REQUEST:
List every line below containing "Consumer".

DATA:

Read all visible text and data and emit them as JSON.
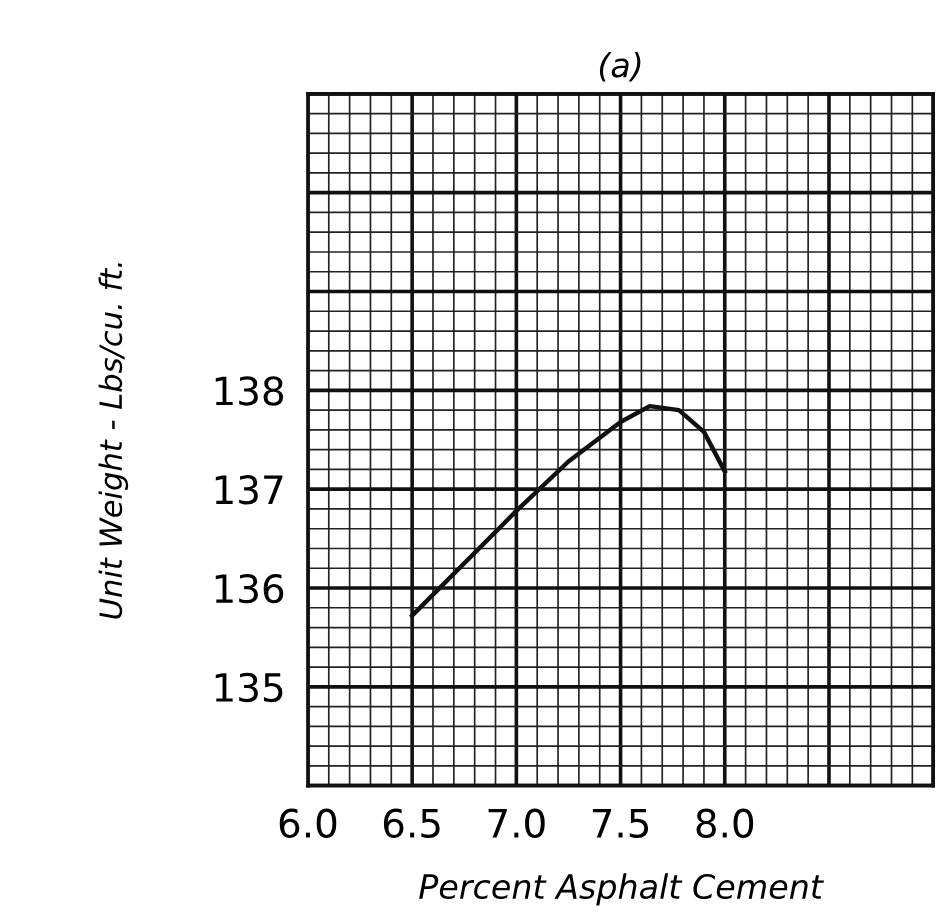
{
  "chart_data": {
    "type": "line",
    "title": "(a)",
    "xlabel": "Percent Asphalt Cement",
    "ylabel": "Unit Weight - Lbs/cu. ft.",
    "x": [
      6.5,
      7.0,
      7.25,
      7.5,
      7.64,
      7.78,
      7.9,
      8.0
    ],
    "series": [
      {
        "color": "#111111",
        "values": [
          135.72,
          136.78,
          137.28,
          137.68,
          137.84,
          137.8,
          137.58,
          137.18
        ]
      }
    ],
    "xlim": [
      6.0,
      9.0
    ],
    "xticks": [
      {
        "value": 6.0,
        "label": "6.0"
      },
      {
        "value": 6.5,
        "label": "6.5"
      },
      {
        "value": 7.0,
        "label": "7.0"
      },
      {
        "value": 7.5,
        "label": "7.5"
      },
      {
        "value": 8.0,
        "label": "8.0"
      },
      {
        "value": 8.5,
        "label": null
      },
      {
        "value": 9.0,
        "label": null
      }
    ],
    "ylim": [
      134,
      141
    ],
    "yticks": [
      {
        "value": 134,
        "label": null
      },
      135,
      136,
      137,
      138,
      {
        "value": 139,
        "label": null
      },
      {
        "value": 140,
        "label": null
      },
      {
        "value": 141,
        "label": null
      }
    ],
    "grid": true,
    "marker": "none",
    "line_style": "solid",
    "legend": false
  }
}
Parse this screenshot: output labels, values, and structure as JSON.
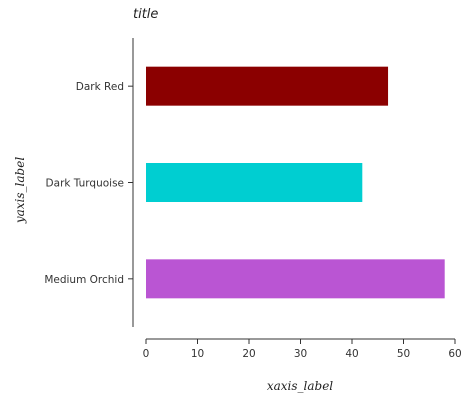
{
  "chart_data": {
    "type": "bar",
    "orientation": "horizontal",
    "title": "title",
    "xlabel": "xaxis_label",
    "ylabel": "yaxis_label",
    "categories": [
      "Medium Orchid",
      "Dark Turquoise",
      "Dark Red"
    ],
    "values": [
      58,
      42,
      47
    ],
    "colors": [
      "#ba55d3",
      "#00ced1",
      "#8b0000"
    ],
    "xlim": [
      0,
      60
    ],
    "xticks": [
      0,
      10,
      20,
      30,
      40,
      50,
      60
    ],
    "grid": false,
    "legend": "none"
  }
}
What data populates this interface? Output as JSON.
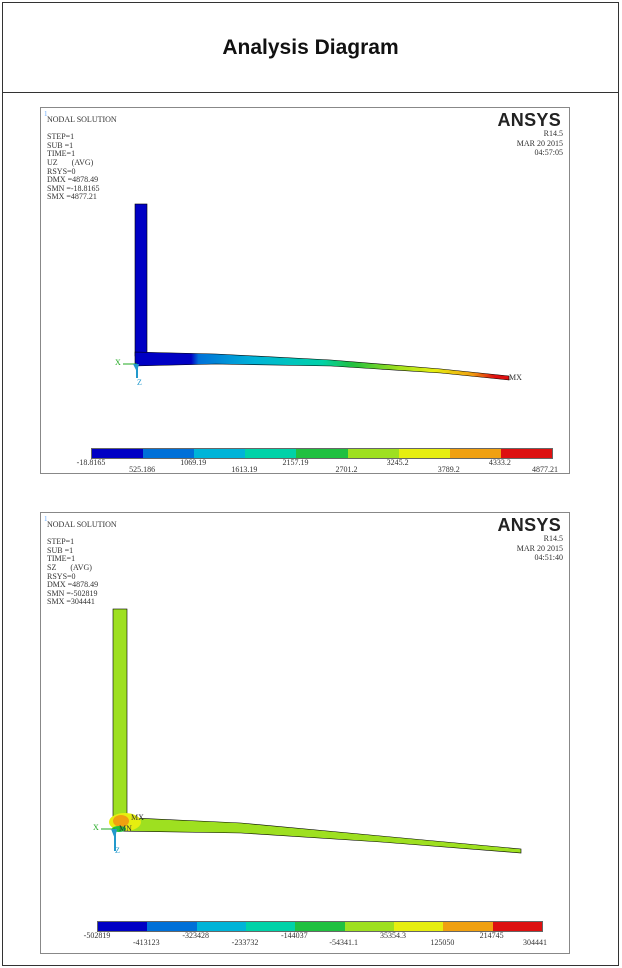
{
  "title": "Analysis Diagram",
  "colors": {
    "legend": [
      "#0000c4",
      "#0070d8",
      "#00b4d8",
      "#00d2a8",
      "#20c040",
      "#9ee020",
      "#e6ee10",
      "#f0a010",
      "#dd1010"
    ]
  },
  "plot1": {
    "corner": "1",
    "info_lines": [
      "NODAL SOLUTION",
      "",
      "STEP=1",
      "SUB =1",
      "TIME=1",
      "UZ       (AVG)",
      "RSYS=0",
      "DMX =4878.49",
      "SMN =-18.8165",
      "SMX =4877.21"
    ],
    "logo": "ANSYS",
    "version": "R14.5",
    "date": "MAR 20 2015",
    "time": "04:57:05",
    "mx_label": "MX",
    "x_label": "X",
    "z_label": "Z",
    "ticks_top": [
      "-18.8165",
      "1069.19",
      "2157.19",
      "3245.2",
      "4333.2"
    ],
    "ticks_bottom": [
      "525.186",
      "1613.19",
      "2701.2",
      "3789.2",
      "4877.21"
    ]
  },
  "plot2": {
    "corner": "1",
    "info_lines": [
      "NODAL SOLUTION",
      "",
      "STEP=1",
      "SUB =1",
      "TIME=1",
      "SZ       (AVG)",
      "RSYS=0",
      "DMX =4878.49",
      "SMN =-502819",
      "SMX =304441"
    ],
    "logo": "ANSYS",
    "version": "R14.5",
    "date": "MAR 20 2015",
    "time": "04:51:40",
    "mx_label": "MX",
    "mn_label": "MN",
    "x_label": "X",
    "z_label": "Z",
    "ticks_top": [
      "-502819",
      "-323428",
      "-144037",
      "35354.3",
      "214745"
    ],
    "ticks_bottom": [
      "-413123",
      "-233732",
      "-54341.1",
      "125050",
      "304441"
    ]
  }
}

==

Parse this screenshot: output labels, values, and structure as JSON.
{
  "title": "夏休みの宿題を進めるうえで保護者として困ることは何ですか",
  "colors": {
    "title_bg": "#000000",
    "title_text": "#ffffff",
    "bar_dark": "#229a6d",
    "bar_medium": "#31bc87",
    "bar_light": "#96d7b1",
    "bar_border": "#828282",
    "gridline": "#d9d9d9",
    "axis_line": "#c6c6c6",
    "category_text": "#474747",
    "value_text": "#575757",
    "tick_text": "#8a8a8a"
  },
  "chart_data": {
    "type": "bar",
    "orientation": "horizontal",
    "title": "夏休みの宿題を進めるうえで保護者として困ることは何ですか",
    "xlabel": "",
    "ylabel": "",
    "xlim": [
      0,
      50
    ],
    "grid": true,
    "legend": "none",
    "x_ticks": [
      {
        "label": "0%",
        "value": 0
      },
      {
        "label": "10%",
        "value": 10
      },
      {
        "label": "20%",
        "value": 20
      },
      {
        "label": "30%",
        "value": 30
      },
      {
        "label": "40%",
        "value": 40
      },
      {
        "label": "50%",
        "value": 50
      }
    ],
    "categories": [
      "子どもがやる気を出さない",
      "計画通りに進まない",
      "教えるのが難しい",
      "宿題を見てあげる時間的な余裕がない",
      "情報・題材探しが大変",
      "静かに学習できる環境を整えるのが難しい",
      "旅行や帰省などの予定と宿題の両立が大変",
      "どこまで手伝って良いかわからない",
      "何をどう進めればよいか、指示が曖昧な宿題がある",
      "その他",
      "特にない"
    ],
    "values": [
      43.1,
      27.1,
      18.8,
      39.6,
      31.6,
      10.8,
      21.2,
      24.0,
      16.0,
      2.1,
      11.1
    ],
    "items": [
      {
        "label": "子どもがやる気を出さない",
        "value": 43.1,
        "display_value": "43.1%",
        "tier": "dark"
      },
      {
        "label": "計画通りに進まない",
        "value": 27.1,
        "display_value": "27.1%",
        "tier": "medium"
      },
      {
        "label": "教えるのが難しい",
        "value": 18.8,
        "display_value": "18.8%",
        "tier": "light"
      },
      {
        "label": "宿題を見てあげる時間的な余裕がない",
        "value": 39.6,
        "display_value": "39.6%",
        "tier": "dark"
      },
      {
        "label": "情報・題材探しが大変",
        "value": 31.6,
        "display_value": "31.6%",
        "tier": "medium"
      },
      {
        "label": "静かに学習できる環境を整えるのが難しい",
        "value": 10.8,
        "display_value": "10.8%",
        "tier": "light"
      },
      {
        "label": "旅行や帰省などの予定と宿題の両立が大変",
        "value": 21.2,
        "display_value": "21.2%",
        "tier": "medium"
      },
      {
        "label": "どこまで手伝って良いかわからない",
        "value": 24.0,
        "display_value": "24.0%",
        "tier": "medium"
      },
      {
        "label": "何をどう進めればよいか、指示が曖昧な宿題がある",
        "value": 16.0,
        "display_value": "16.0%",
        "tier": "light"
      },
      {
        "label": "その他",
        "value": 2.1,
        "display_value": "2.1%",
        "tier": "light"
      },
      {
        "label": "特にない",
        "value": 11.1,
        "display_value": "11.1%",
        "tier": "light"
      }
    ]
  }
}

* * *

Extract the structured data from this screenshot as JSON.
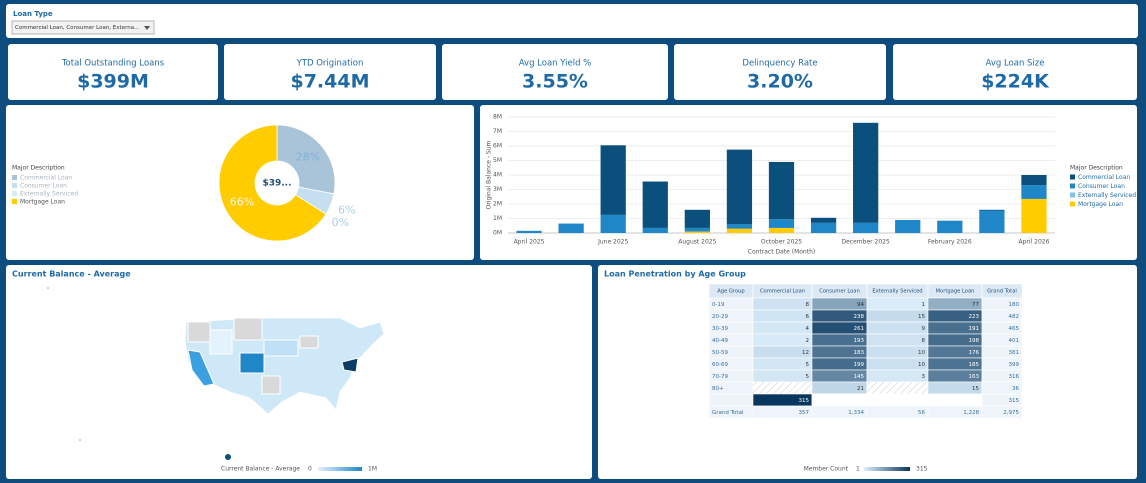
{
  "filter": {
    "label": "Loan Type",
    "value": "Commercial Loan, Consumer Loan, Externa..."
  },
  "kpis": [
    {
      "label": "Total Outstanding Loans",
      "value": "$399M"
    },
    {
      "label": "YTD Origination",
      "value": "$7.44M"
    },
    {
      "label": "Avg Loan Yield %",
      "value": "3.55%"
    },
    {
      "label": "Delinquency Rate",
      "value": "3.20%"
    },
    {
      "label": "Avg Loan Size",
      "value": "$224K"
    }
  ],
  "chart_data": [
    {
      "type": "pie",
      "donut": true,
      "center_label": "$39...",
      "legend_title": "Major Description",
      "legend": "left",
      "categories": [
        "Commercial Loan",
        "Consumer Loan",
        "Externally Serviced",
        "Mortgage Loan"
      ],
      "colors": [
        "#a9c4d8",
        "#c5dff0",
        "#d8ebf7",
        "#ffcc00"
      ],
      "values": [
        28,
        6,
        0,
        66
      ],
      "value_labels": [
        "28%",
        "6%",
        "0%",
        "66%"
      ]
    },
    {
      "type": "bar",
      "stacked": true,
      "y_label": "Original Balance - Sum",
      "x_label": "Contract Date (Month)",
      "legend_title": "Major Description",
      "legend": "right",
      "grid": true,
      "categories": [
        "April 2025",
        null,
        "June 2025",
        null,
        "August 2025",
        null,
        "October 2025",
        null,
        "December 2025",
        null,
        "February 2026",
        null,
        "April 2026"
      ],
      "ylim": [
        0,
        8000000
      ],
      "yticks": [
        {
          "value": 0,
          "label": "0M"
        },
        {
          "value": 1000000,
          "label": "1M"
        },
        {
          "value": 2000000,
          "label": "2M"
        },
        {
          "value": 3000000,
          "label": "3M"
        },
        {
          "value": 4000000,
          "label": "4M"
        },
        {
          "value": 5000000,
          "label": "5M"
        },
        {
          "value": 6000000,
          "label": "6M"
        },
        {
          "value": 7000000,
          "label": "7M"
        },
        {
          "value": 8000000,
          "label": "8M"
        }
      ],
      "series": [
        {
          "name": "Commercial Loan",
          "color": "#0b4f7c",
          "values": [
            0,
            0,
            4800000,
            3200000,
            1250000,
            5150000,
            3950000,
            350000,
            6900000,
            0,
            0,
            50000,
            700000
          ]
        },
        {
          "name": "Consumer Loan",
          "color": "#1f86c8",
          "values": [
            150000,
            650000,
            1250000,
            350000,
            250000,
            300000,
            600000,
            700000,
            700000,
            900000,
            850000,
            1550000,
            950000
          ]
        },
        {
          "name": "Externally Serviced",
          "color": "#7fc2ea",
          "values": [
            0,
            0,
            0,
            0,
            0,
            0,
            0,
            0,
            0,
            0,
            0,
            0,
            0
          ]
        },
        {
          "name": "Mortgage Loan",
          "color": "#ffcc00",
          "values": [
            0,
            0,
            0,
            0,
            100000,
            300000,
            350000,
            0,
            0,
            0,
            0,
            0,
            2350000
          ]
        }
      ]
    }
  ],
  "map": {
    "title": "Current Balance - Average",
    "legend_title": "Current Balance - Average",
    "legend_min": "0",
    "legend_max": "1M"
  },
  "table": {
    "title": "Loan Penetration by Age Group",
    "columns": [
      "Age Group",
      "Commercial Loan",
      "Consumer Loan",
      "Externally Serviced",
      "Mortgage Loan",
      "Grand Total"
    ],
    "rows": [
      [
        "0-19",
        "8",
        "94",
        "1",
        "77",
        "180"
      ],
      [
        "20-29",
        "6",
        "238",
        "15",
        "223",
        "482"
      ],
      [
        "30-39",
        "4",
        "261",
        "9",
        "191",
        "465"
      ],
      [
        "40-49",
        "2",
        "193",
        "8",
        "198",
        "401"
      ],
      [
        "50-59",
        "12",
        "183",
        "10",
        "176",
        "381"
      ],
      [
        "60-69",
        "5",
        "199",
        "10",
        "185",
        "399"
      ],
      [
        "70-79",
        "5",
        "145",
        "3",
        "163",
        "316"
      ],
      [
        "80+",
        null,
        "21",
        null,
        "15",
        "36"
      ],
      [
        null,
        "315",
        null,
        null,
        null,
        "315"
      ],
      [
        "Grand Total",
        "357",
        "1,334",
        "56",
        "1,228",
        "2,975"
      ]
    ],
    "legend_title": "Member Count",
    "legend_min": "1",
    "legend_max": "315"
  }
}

TASK RESPONSE:
    "value": "Commercial Loan, Consumer Loan, Externa..."
        "Consumer Loan",
          "name": "Consumer Loan",
      "Consumer Loan",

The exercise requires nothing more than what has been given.